[Extracts from a graphics dataset]
########
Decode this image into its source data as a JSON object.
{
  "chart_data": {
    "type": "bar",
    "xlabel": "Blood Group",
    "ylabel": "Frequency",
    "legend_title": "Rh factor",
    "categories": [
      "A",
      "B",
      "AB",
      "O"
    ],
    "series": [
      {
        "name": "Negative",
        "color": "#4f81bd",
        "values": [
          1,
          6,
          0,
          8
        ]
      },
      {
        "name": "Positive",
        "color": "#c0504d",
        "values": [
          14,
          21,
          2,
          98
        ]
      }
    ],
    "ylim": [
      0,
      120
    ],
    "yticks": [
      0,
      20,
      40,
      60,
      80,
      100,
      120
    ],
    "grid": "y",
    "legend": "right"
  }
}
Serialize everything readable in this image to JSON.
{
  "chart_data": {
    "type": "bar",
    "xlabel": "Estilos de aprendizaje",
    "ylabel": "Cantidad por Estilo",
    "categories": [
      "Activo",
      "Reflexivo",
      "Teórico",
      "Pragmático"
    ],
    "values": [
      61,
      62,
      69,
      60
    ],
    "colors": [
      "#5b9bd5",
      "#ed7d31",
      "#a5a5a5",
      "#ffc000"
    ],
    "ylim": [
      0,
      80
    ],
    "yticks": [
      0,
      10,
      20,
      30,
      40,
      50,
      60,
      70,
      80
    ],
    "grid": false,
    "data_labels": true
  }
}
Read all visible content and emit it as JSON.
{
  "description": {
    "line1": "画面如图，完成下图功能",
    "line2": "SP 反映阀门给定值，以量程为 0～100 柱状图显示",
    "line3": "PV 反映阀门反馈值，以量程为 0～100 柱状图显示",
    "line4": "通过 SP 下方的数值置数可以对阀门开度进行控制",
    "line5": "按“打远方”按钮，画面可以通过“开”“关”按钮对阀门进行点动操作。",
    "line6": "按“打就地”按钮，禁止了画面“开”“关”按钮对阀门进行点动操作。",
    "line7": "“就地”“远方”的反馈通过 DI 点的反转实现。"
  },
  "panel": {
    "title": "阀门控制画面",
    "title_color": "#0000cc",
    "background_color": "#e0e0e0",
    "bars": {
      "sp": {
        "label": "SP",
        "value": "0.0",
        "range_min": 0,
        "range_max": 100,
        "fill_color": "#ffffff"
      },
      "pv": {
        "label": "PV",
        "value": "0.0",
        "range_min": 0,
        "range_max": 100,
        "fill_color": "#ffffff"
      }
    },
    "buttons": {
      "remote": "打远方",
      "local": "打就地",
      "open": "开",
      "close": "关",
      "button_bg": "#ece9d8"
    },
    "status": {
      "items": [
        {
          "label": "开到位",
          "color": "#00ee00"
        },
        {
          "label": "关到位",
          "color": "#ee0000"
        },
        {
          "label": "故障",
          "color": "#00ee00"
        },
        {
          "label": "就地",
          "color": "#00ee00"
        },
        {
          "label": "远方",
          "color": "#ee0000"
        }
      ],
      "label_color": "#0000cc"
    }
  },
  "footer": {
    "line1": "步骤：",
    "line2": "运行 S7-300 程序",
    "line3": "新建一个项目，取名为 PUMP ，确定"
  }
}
########
What you have to do:
The records above should all be quoted exactly, please.

Full solution:
Decode this image into its source data as a JSON object.
{
  "chart_data": {
    "type": "bar",
    "xlabel": "Blood Group",
    "ylabel": "Frequency",
    "legend_title": "Rh factor",
    "categories": [
      "A",
      "B",
      "AB",
      "O"
    ],
    "series": [
      {
        "name": "Negative",
        "color": "#4f81bd",
        "values": [
          1,
          6,
          0,
          8
        ]
      },
      {
        "name": "Positive",
        "color": "#c0504d",
        "values": [
          14,
          21,
          2,
          98
        ]
      }
    ],
    "ylim": [
      0,
      120
    ],
    "yticks": [
      0,
      20,
      40,
      60,
      80,
      100,
      120
    ],
    "grid": "y",
    "legend": "right"
  }
}
Serialize everything readable in this image to JSON.
{
  "chart_data": {
    "type": "bar",
    "xlabel": "Estilos de aprendizaje",
    "ylabel": "Cantidad por Estilo",
    "categories": [
      "Activo",
      "Reflexivo",
      "Teórico",
      "Pragmático"
    ],
    "values": [
      61,
      62,
      69,
      60
    ],
    "colors": [
      "#5b9bd5",
      "#ed7d31",
      "#a5a5a5",
      "#ffc000"
    ],
    "ylim": [
      0,
      80
    ],
    "yticks": [
      0,
      10,
      20,
      30,
      40,
      50,
      60,
      70,
      80
    ],
    "grid": false,
    "data_labels": true
  }
}
Read all visible content and emit it as JSON.
{
  "description": {
    "line1": "画面如图，完成下图功能",
    "line2": "SP 反映阀门给定值，以量程为 0～100 柱状图显示",
    "line3": "PV 反映阀门反馈值，以量程为 0～100 柱状图显示",
    "line4": "通过 SP 下方的数值置数可以对阀门开度进行控制",
    "line5": "按“打远方”按钮，画面可以通过“开”“关”按钮对阀门进行点动操作。",
    "line6": "按“打就地”按钮，禁止了画面“开”“关”按钮对阀门进行点动操作。",
    "line7": "“就地”“远方”的反馈通过 DI 点的反转实现。"
  },
  "panel": {
    "title": "阀门控制画面",
    "title_color": "#0000cc",
    "background_color": "#e0e0e0",
    "bars": {
      "sp": {
        "label": "SP",
        "value": "0.0",
        "range_min": 0,
        "range_max": 100,
        "fill_color": "#ffffff"
      },
      "pv": {
        "label": "PV",
        "value": "0.0",
        "range_min": 0,
        "range_max": 100,
        "fill_color": "#ffffff"
      }
    },
    "buttons": {
      "remote": "打远方",
      "local": "打就地",
      "open": "开",
      "close": "关",
      "button_bg": "#ece9d8"
    },
    "status": {
      "items": [
        {
          "label": "开到位",
          "color": "#00ee00"
        },
        {
          "label": "关到位",
          "color": "#ee0000"
        },
        {
          "label": "故障",
          "color": "#00ee00"
        },
        {
          "label": "就地",
          "color": "#00ee00"
        },
        {
          "label": "远方",
          "color": "#ee0000"
        }
      ],
      "label_color": "#0000cc"
    }
  },
  "footer": {
    "line1": "步骤：",
    "line2": "运行 S7-300 程序",
    "line3": "新建一个项目，取名为 PUMP ，确定"
  }
}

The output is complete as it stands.